Problem —
Locate the word "서울특별시교육청" in the data below, then copy every line that holds it.

»»

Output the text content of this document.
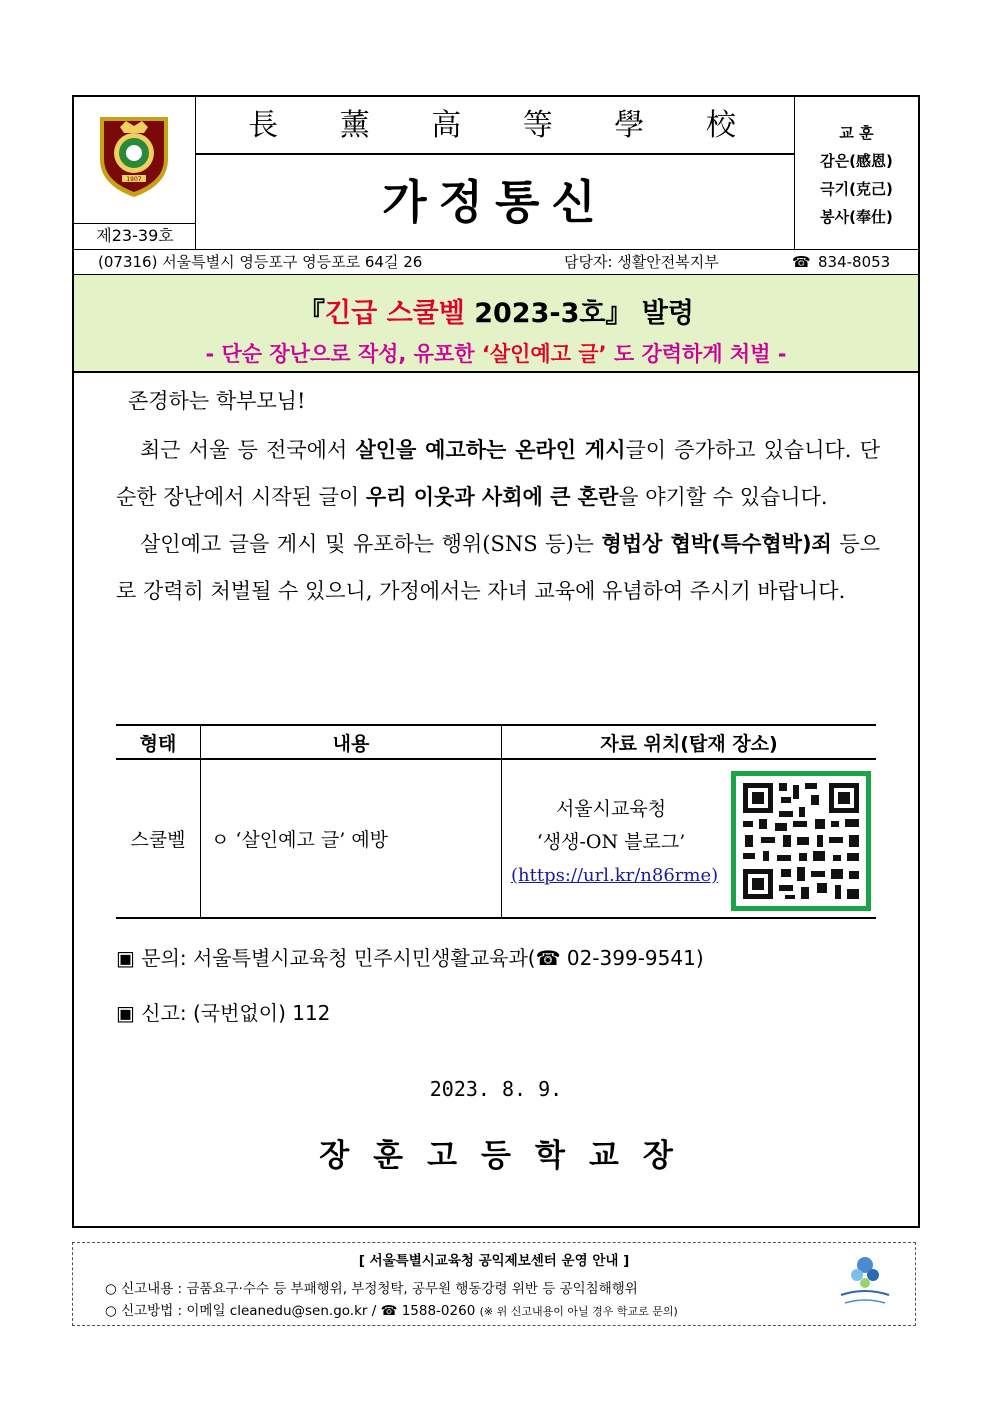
1907
제23-39호
長 薰 高 等 學 校
가정통신
교 훈
감은(感恩)
극기(克己)
봉사(奉仕)
(07316) 서울특별시 영등포구 영등포로 64길 26	담당자: 생활안전복지부	☎ 834-8053
『긴급 스쿨벨 2023-3호』 발령
- 단순 장난으로 작성, 유포한 ‘살인예고 글’ 도 강력하게 처벌 -

존경하는 학부모님!

최근 서울 등 전국에서 살인을 예고하는 온라인 게시글이 증가하고 있습니다. 단순한 장난에서 시작된 글이 우리 이웃과 사회에 큰 혼란을 야기할 수 있습니다.

살인예고 글을 게시 및 유포하는 행위(SNS 등)는 형법상 협박(특수협박)죄 등으로 강력히 처벌될 수 있으니, 가정에서는 자녀 교육에 유념하여 주시기 바랍니다.

형태	내용	자료 위치(탑재 장소)
스쿨벨	ㅇ ‘살인예고 글’ 예방	서울시교육청
‘생생-ON 블로그’
(https://url.kr/n86rme)
▣ 문의: 서울특별시교육청 민주시민생활교육과(☎ 02-399-9541)
▣ 신고: (국번없이) 112
2023. 8. 9.
장훈고등학교장
[ 서울특별시교육청 공익제보센터 운영 안내 ]
○ 신고내용 : 금품요구·수수 등 부패행위, 부정청탁, 공무원 행동강령 위반 등 공익침해행위
○ 신고방법 : 이메일 cleanedu@sen.go.kr / ☎ 1588-0260 (※ 위 신고내용이 아닐 경우 학교로 문의)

««

Response to this task —
▣ 문의: 서울특별시교육청 민주시민생활교육과(☎ 02-399-9541)
[ 서울특별시교육청 공익제보센터 운영 안내 ]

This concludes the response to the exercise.